• _Problem requirements_
Tally each line where the word "并取得了初步成效" occurs, then give only the total.
[start Supplied entries]
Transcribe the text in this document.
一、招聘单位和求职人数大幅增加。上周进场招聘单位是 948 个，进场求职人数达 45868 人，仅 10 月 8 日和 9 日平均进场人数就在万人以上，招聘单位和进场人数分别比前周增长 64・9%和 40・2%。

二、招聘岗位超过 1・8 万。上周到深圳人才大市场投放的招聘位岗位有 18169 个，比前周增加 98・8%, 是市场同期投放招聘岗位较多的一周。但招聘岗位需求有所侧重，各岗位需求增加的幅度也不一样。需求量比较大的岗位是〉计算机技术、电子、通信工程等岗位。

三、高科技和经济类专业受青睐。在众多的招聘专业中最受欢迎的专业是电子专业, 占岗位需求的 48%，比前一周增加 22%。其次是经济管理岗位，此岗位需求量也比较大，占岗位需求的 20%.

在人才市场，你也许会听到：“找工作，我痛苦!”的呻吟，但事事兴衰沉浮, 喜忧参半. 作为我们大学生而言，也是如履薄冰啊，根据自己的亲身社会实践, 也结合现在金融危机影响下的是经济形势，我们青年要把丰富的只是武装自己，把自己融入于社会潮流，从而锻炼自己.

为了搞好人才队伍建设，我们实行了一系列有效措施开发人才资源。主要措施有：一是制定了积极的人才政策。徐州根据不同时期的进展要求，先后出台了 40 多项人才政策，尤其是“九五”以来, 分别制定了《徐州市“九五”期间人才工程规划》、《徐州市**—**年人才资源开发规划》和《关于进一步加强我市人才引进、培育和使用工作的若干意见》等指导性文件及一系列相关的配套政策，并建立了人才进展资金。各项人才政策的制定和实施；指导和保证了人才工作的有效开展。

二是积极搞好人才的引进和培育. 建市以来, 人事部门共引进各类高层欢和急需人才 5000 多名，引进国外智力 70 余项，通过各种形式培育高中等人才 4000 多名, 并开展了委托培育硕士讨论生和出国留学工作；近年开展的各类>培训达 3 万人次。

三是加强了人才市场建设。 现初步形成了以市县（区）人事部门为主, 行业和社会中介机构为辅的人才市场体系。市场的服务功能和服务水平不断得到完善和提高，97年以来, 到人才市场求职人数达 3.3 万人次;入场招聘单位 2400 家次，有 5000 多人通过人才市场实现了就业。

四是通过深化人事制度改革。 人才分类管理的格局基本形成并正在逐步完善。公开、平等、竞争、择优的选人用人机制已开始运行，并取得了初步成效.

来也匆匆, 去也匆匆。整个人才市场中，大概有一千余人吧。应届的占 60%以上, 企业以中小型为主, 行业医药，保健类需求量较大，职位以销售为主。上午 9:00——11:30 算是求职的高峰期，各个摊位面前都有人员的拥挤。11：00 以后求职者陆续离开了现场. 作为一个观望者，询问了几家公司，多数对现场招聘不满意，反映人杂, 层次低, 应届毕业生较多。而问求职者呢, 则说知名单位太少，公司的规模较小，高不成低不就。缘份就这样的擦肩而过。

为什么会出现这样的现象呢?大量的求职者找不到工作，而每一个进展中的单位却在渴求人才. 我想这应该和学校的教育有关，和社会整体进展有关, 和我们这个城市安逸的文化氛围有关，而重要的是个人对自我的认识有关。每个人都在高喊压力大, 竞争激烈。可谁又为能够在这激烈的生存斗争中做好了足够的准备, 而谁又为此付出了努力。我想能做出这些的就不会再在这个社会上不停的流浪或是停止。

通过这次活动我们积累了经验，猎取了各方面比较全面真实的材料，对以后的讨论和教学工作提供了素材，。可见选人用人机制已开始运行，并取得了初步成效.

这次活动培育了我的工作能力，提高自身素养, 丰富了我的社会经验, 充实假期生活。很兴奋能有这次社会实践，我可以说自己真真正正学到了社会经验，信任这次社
[end Supplied entries]
• _Result_
2